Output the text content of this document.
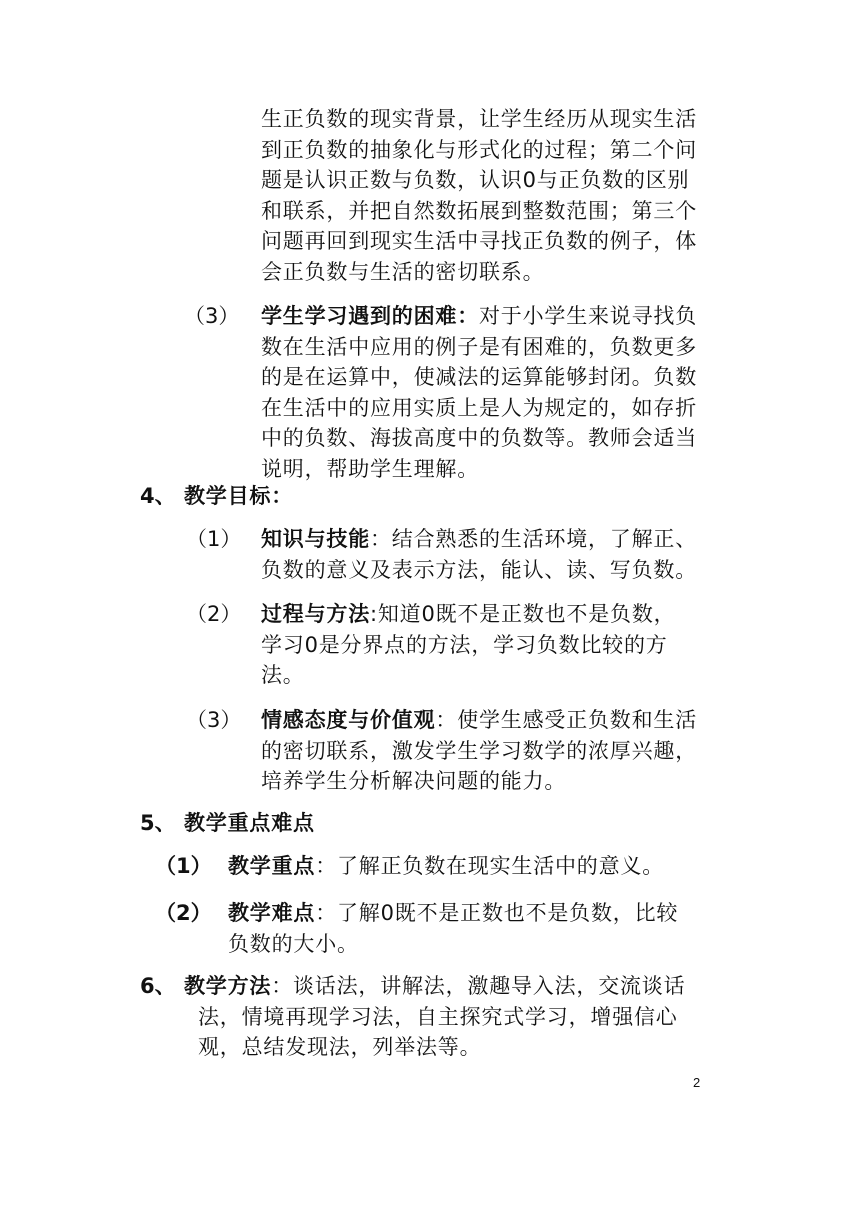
生正负数的现实背景，让学生经历从现实生活
到正负数的抽象化与形式化的过程；第二个问
题是认识正数与负数，认识0与正负数的区别
和联系，并把自然数拓展到整数范围；第三个
问题再回到现实生活中寻找正负数的例子，体
会正负数与生活的密切联系。
（3） 学生学习遇到的困难：对于小学生来说寻找负
数在生活中应用的例子是有困难的，负数更多
的是在运算中，使减法的运算能够封闭。负数
在生活中的应用实质上是人为规定的，如存折
中的负数、海拔高度中的负数等。教师会适当
说明，帮助学生理解。
4、 教学目标：
（1） 知识与技能：结合熟悉的生活环境，了解正、
负数的意义及表示方法，能认、读、写负数。
（2） 过程与方法:知道0既不是正数也不是负数，
学习0是分界点的方法，学习负数比较的方
法。
（3） 情感态度与价值观：使学生感受正负数和生活
的密切联系，激发学生学习数学的浓厚兴趣，
培养学生分析解决问题的能力。
5、 教学重点难点
（1） 教学重点：了解正负数在现实生活中的意义。
（2） 教学难点：了解0既不是正数也不是负数，比较
负数的大小。
6、 教学方法：谈话法，讲解法，激趣导入法，交流谈话
法，情境再现学习法，自主探究式学习，增强信心
观，总结发现法，列举法等。
2
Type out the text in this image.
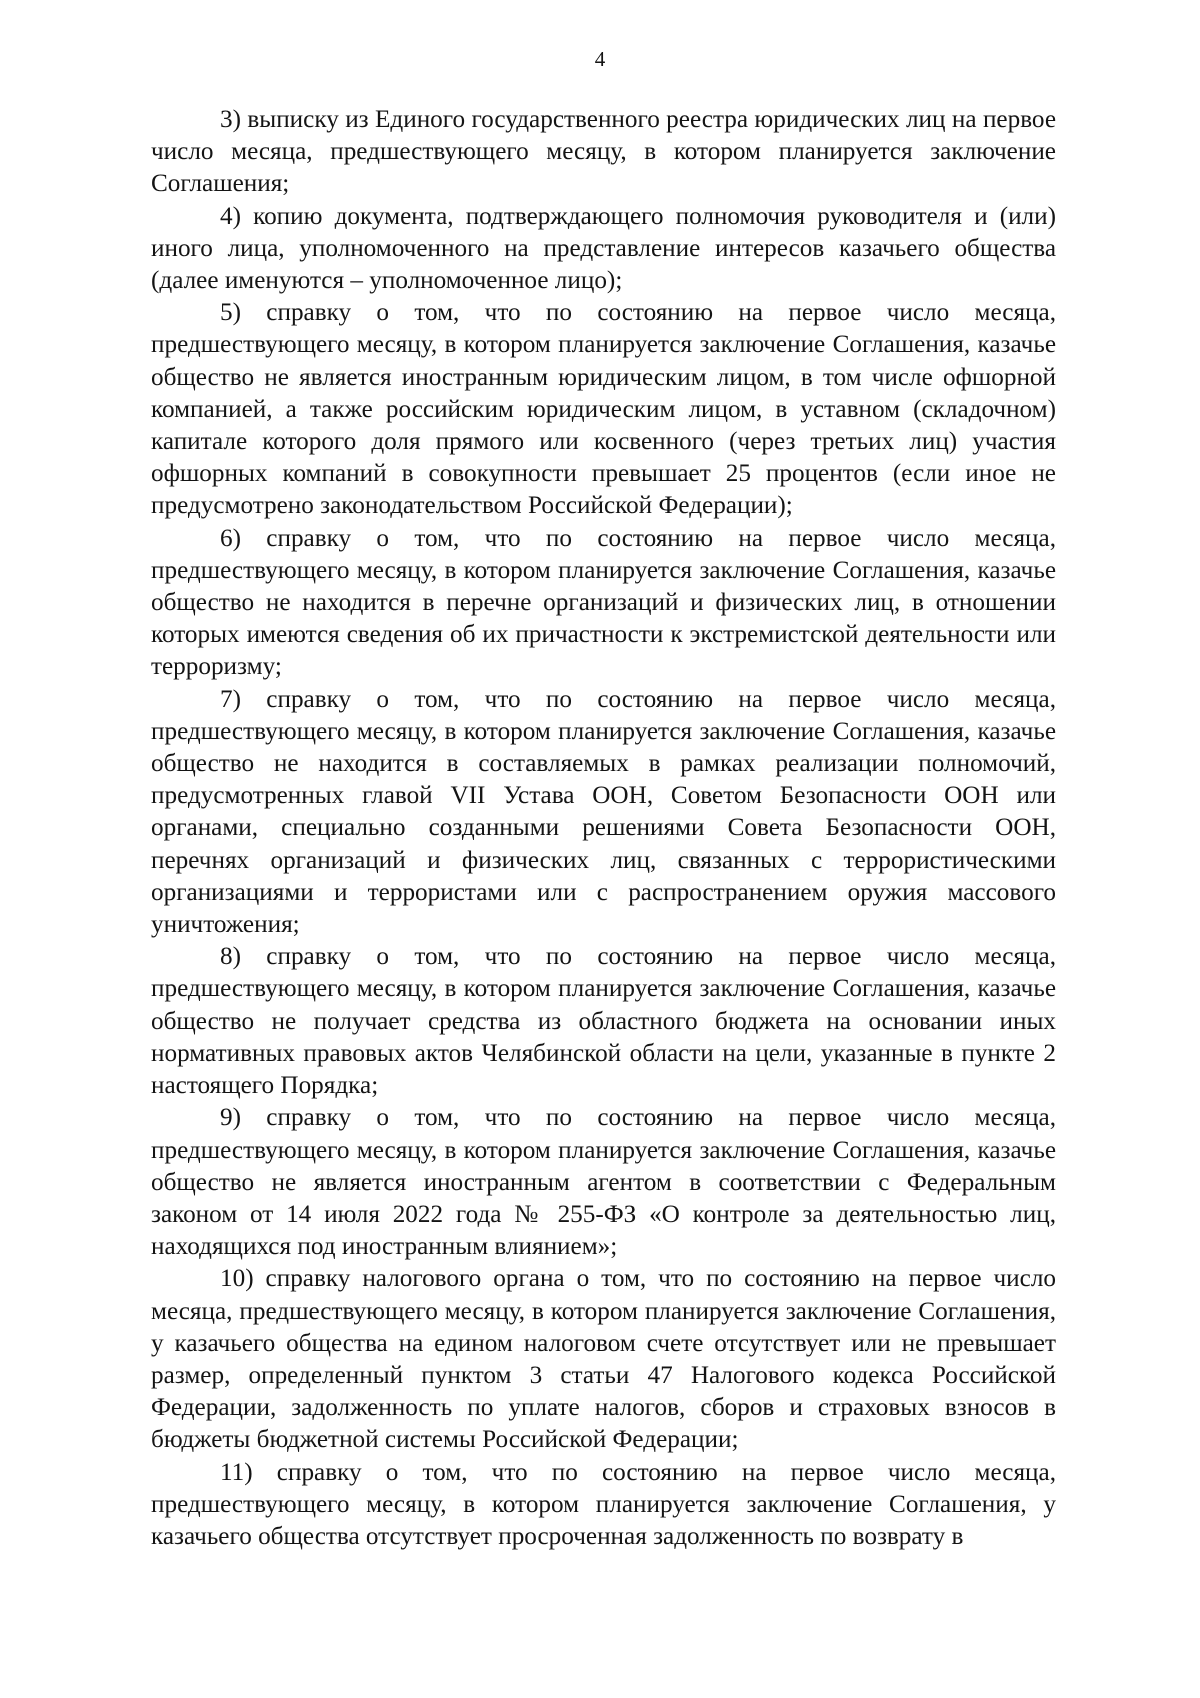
4

3) выписку из Единого государственного реестра юридических лиц на первое число месяца, предшествующего месяцу, в котором планируется заключение Соглашения;

4) копию документа, подтверждающего полномочия руководителя и (или) иного лица, уполномоченного на представление интересов казачьего общества (далее именуются – уполномоченное лицо);

5) справку о том, что по состоянию на первое число месяца, предшествующего месяцу, в котором планируется заключение Соглашения, казачье общество не является иностранным юридическим лицом, в том числе офшорной компанией, а также российским юридическим лицом, в уставном (складочном) капитале которого доля прямого или косвенного (через третьих лиц) участия офшорных компаний в совокупности превышает 25 процентов (если иное не предусмотрено законодательством Российской Федерации);

6) справку о том, что по состоянию на первое число месяца, предшествующего месяцу, в котором планируется заключение Соглашения, казачье общество не находится в перечне организаций и физических лиц, в отношении которых имеются сведения об их причастности к экстремистской деятельности или терроризму;

7) справку о том, что по состоянию на первое число месяца, предшествующего месяцу, в котором планируется заключение Соглашения, казачье общество не находится в составляемых в рамках реализации полномочий, предусмотренных главой VII Устава ООН, Советом Безопасности ООН или органами, специально созданными решениями Совета Безопасности ООН, перечнях организаций и физических лиц, связанных с террористическими организациями и террористами или с распространением оружия массового уничтожения;

8) справку о том, что по состоянию на первое число месяца, предшествующего месяцу, в котором планируется заключение Соглашения, казачье общество не получает средства из областного бюджета на основании иных нормативных правовых актов Челябинской области на цели, указанные в пункте 2 настоящего Порядка;

9) справку о том, что по состоянию на первое число месяца, предшествующего месяцу, в котором планируется заключение Соглашения, казачье общество не является иностранным агентом в соответствии с Федеральным законом от 14 июля 2022 года № 255-ФЗ «О контроле за деятельностью лиц, находящихся под иностранным влиянием»;

10) справку налогового органа о том, что по состоянию на первое число месяца, предшествующего месяцу, в котором планируется заключение Соглашения, у казачьего общества на едином налоговом счете отсутствует или не превышает размер, определенный пунктом 3 статьи 47 Налогового кодекса Российской Федерации, задолженность по уплате налогов, сборов и страховых взносов в бюджеты бюджетной системы Российской Федерации;

11) справку о том, что по состоянию на первое число месяца, предшествующего месяцу, в котором планируется заключение Соглашения, у казачьего общества отсутствует просроченная задолженность по возврату в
○ ○ ○ ○
Output the lines above in full and exactly as given, omitting any pictures.

Output the text content of this document.
生正负数的现实背景，让学生经历从现实生活
到正负数的抽象化与形式化的过程；第二个问
题是认识正数与负数，认识0与正负数的区别
和联系，并把自然数拓展到整数范围；第三个
问题再回到现实生活中寻找正负数的例子，体
会正负数与生活的密切联系。
（3） 学生学习遇到的困难：对于小学生来说寻找负
数在生活中应用的例子是有困难的，负数更多
的是在运算中，使减法的运算能够封闭。负数
在生活中的应用实质上是人为规定的，如存折
中的负数、海拔高度中的负数等。教师会适当
说明，帮助学生理解。
4、 教学目标：
（1） 知识与技能：结合熟悉的生活环境，了解正、
负数的意义及表示方法，能认、读、写负数。
（2） 过程与方法:知道0既不是正数也不是负数，
学习0是分界点的方法，学习负数比较的方
法。
（3） 情感态度与价值观：使学生感受正负数和生活
的密切联系，激发学生学习数学的浓厚兴趣，
培养学生分析解决问题的能力。
5、 教学重点难点
（1） 教学重点：了解正负数在现实生活中的意义。
（2） 教学难点：了解0既不是正数也不是负数，比较
负数的大小。
6、 教学方法：谈话法，讲解法，激趣导入法，交流谈话
法，情境再现学习法，自主探究式学习，增强信心
观，总结发现法，列举法等。
2
Type out the text in this image.
4

3) выписку из Единого государственного реестра юридических лиц на первое число месяца, предшествующего месяцу, в котором планируется заключение Соглашения;

4) копию документа, подтверждающего полномочия руководителя и (или) иного лица, уполномоченного на представление интересов казачьего общества (далее именуются – уполномоченное лицо);

5) справку о том, что по состоянию на первое число месяца, предшествующего месяцу, в котором планируется заключение Соглашения, казачье общество не является иностранным юридическим лицом, в том числе офшорной компанией, а также российским юридическим лицом, в уставном (складочном) капитале которого доля прямого или косвенного (через третьих лиц) участия офшорных компаний в совокупности превышает 25 процентов (если иное не предусмотрено законодательством Российской Федерации);

6) справку о том, что по состоянию на первое число месяца, предшествующего месяцу, в котором планируется заключение Соглашения, казачье общество не находится в перечне организаций и физических лиц, в отношении которых имеются сведения об их причастности к экстремистской деятельности или терроризму;

7) справку о том, что по состоянию на первое число месяца, предшествующего месяцу, в котором планируется заключение Соглашения, казачье общество не находится в составляемых в рамках реализации полномочий, предусмотренных главой VII Устава ООН, Советом Безопасности ООН или органами, специально созданными решениями Совета Безопасности ООН, перечнях организаций и физических лиц, связанных с террористическими организациями и террористами или с распространением оружия массового уничтожения;

8) справку о том, что по состоянию на первое число месяца, предшествующего месяцу, в котором планируется заключение Соглашения, казачье общество не получает средства из областного бюджета на основании иных нормативных правовых актов Челябинской области на цели, указанные в пункте 2 настоящего Порядка;

9) справку о том, что по состоянию на первое число месяца, предшествующего месяцу, в котором планируется заключение Соглашения, казачье общество не является иностранным агентом в соответствии с Федеральным законом от 14 июля 2022 года № 255-ФЗ «О контроле за деятельностью лиц, находящихся под иностранным влиянием»;

10) справку налогового органа о том, что по состоянию на первое число месяца, предшествующего месяцу, в котором планируется заключение Соглашения, у казачьего общества на едином налоговом счете отсутствует или не превышает размер, определенный пунктом 3 статьи 47 Налогового кодекса Российской Федерации, задолженность по уплате налогов, сборов и страховых взносов в бюджеты бюджетной системы Российской Федерации;

11) справку о том, что по состоянию на первое число месяца, предшествующего месяцу, в котором планируется заключение Соглашения, у казачьего общества отсутствует просроченная задолженность по возврату в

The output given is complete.